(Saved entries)
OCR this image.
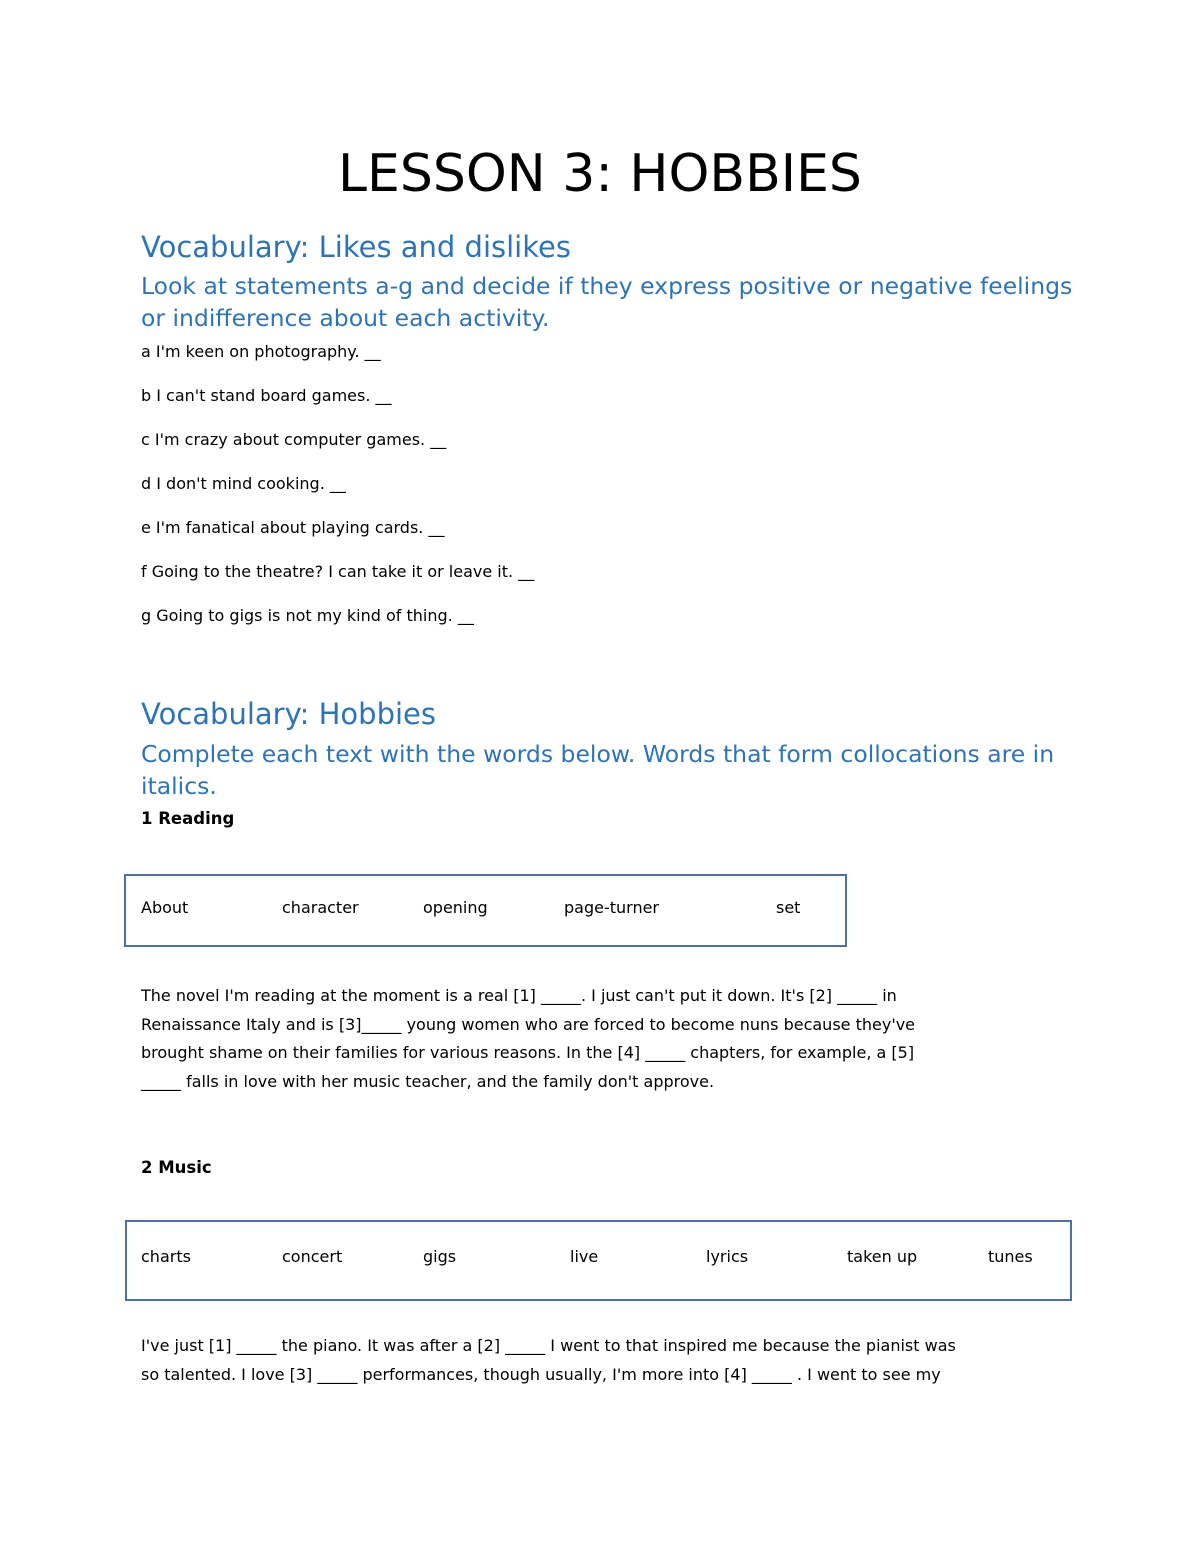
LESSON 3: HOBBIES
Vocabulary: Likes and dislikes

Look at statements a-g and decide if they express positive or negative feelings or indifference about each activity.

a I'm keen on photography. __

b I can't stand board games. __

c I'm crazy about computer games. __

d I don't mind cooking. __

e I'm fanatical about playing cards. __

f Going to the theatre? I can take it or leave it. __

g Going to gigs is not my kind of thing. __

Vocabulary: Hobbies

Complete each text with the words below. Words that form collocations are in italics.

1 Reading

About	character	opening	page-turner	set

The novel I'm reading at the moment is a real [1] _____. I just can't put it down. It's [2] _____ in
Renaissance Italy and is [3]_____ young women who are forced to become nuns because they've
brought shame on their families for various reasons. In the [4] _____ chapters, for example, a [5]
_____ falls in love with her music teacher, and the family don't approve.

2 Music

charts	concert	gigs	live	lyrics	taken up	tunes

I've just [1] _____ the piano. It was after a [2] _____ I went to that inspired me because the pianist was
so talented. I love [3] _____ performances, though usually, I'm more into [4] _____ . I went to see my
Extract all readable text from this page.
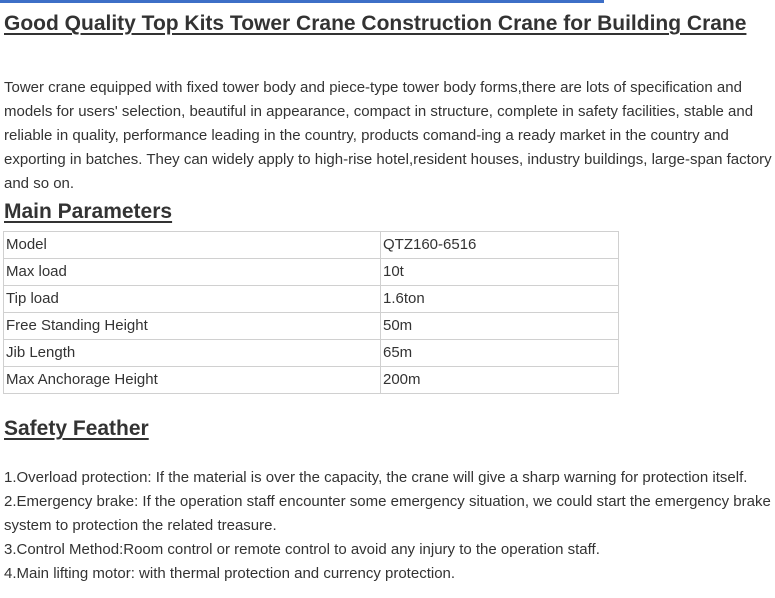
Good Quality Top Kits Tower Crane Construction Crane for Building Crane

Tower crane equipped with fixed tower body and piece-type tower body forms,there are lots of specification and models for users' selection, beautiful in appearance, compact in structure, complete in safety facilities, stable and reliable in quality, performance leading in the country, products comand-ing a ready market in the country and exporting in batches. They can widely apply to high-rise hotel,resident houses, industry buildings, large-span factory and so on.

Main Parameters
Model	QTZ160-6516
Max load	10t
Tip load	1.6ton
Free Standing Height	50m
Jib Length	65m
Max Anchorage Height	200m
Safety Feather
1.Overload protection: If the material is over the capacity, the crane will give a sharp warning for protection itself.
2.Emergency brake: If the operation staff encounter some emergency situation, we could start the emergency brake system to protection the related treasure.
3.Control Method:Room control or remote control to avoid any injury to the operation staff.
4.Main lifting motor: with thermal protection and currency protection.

* * *

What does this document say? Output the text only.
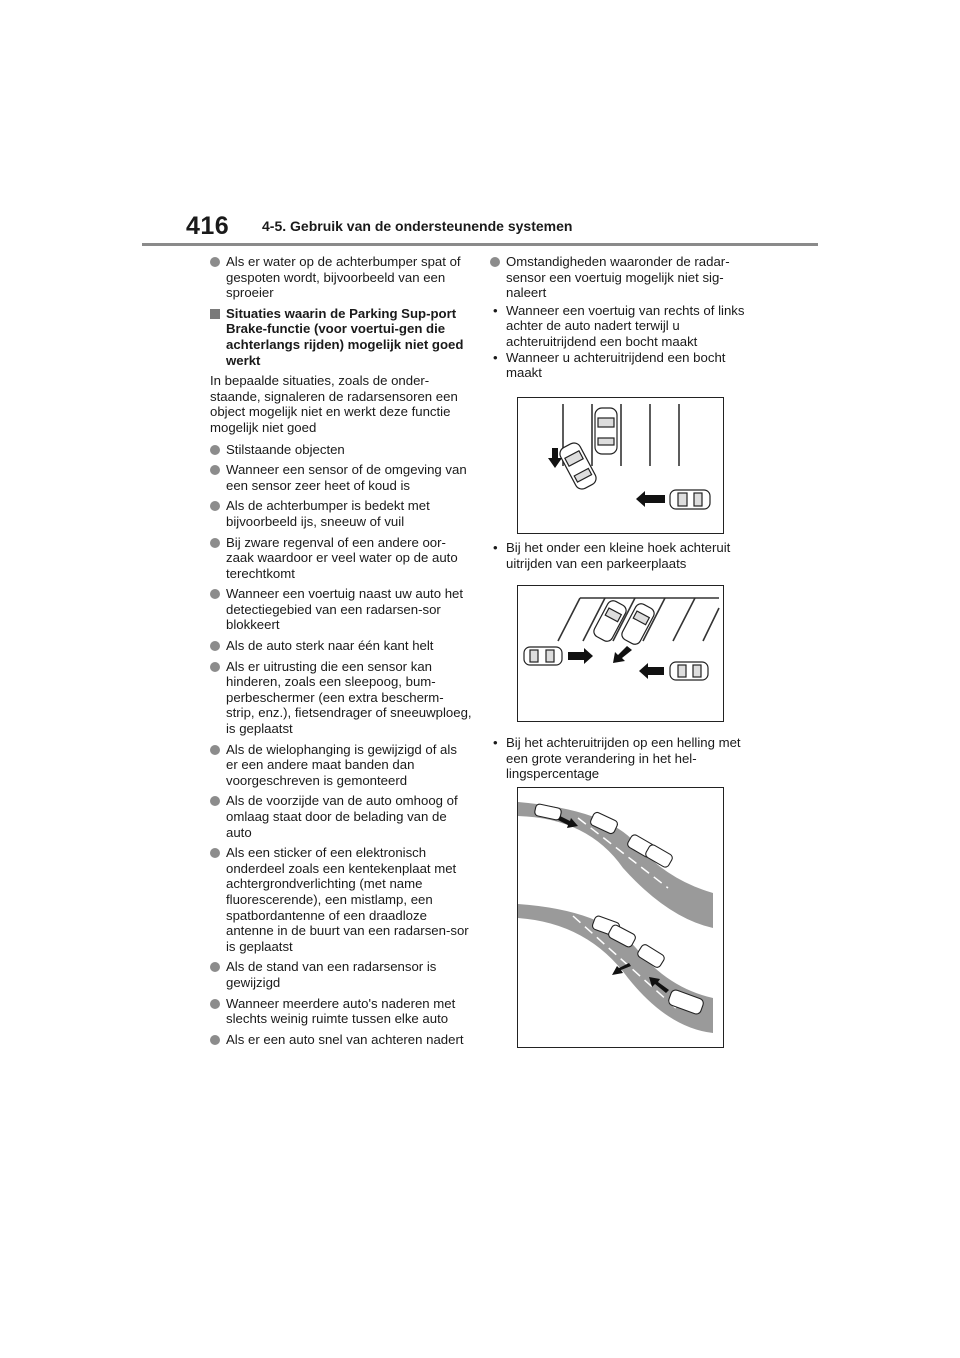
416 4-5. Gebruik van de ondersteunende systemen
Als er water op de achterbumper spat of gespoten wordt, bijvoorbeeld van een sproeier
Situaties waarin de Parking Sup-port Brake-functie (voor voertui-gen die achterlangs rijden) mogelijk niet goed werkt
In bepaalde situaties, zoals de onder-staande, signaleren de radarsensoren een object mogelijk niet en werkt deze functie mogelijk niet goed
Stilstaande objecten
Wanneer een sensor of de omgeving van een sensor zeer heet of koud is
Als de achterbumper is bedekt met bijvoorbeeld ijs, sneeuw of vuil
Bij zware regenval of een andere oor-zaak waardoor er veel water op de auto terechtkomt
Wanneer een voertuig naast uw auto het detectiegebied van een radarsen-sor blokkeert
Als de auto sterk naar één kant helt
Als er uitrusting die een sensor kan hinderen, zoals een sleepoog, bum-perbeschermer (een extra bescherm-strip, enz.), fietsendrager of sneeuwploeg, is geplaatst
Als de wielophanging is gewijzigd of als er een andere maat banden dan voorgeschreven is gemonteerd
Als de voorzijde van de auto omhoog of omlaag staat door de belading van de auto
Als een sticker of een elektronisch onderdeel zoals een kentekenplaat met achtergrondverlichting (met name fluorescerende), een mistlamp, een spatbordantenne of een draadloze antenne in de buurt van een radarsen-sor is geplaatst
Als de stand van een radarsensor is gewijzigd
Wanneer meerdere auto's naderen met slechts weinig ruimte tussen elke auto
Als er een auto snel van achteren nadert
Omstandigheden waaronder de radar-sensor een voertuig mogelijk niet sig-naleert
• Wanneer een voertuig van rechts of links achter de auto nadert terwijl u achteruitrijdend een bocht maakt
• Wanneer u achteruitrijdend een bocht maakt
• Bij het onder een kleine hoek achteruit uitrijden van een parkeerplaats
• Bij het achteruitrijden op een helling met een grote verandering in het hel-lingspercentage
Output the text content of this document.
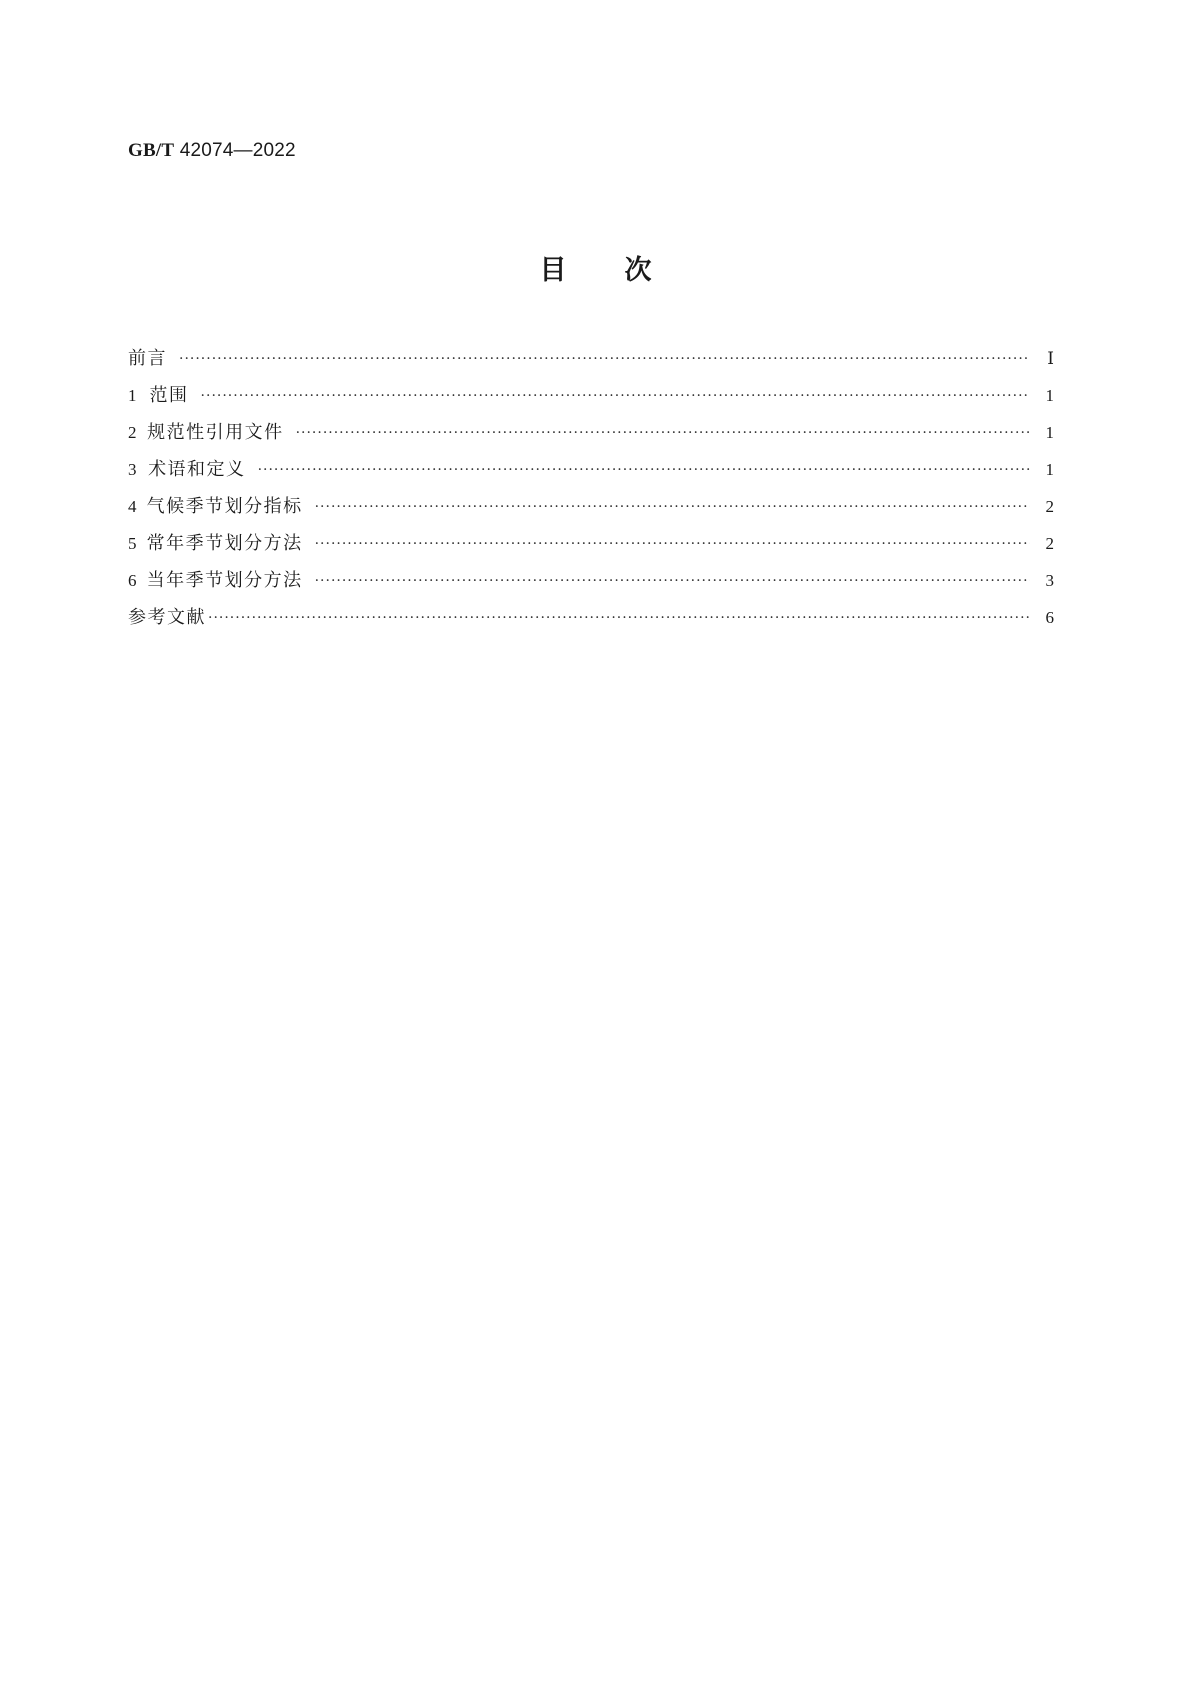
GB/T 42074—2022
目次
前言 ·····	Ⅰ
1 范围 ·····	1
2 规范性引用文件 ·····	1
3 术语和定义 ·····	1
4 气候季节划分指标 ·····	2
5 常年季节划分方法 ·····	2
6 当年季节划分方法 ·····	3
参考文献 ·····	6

EXERCISE REQUIREMENTS
Gather up, from the records above, each line where the word "went" appears.

SOLUTION TO THE PROBLEM
I've just [1] _____ the piano. It was after a [2] _____ I went to that inspired me because the pianist was
so talented. I love [3] _____ performances, though usually, I'm more into [4] _____ . I went to see my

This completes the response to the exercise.